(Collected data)
•••••
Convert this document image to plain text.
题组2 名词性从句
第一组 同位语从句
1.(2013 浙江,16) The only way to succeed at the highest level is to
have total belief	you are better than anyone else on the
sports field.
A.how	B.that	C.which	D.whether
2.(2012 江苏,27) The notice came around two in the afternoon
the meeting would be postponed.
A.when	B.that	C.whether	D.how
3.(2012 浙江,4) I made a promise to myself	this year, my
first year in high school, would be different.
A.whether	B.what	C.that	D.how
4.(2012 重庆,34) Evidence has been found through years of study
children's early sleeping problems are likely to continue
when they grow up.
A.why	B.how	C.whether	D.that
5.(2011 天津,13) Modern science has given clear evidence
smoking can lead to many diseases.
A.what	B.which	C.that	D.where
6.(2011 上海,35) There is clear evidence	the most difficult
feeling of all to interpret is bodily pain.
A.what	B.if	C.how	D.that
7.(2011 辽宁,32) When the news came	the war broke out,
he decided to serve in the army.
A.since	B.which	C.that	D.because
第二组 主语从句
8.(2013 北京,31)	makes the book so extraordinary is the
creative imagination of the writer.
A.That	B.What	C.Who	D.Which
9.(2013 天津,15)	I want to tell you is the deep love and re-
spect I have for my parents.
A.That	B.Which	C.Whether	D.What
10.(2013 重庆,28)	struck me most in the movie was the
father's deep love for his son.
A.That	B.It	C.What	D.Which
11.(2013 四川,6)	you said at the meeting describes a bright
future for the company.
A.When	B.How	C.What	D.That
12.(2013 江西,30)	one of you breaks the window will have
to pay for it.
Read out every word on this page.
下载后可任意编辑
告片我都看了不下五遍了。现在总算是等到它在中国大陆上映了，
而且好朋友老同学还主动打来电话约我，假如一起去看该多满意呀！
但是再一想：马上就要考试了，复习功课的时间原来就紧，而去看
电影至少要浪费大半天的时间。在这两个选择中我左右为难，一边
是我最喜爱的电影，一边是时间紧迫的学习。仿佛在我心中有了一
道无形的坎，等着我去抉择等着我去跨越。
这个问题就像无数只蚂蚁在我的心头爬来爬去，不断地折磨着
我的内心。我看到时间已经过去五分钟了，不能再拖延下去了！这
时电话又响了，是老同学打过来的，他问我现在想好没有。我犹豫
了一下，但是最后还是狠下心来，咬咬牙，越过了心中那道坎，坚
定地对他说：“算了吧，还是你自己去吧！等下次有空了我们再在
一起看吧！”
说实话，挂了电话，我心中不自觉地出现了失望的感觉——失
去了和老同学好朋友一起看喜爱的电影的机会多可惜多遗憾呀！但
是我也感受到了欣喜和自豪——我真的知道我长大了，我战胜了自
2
•••••
§ Given exercise
Each entry above is to be quoted exactly.

§ Reply
Convert this document image to plain text.
题组2 名词性从句
第一组 同位语从句
1.(2013 浙江,16) The only way to succeed at the highest level is to
have total belief	you are better than anyone else on the
sports field.
A.how	B.that	C.which	D.whether
2.(2012 江苏,27) The notice came around two in the afternoon
the meeting would be postponed.
A.when	B.that	C.whether	D.how
3.(2012 浙江,4) I made a promise to myself	this year, my
first year in high school, would be different.
A.whether	B.what	C.that	D.how
4.(2012 重庆,34) Evidence has been found through years of study
children's early sleeping problems are likely to continue
when they grow up.
A.why	B.how	C.whether	D.that
5.(2011 天津,13) Modern science has given clear evidence
smoking can lead to many diseases.
A.what	B.which	C.that	D.where
6.(2011 上海,35) There is clear evidence	the most difficult
feeling of all to interpret is bodily pain.
A.what	B.if	C.how	D.that
7.(2011 辽宁,32) When the news came	the war broke out,
he decided to serve in the army.
A.since	B.which	C.that	D.because
第二组 主语从句
8.(2013 北京,31)	makes the book so extraordinary is the
creative imagination of the writer.
A.That	B.What	C.Who	D.Which
9.(2013 天津,15)	I want to tell you is the deep love and re-
spect I have for my parents.
A.That	B.Which	C.Whether	D.What
10.(2013 重庆,28)	struck me most in the movie was the
father's deep love for his son.
A.That	B.It	C.What	D.Which
11.(2013 四川,6)	you said at the meeting describes a bright
future for the company.
A.When	B.How	C.What	D.That
12.(2013 江西,30)	one of you breaks the window will have
to pay for it.
Read out every word on this page.
下载后可任意编辑
告片我都看了不下五遍了。现在总算是等到它在中国大陆上映了，
而且好朋友老同学还主动打来电话约我，假如一起去看该多满意呀！
但是再一想：马上就要考试了，复习功课的时间原来就紧，而去看
电影至少要浪费大半天的时间。在这两个选择中我左右为难，一边
是我最喜爱的电影，一边是时间紧迫的学习。仿佛在我心中有了一
道无形的坎，等着我去抉择等着我去跨越。
这个问题就像无数只蚂蚁在我的心头爬来爬去，不断地折磨着
我的内心。我看到时间已经过去五分钟了，不能再拖延下去了！这
时电话又响了，是老同学打过来的，他问我现在想好没有。我犹豫
了一下，但是最后还是狠下心来，咬咬牙，越过了心中那道坎，坚
定地对他说：“算了吧，还是你自己去吧！等下次有空了我们再在
一起看吧！”
说实话，挂了电话，我心中不自觉地出现了失望的感觉——失
去了和老同学好朋友一起看喜爱的电影的机会多可惜多遗憾呀！但
是我也感受到了欣喜和自豪——我真的知道我长大了，我战胜了自
2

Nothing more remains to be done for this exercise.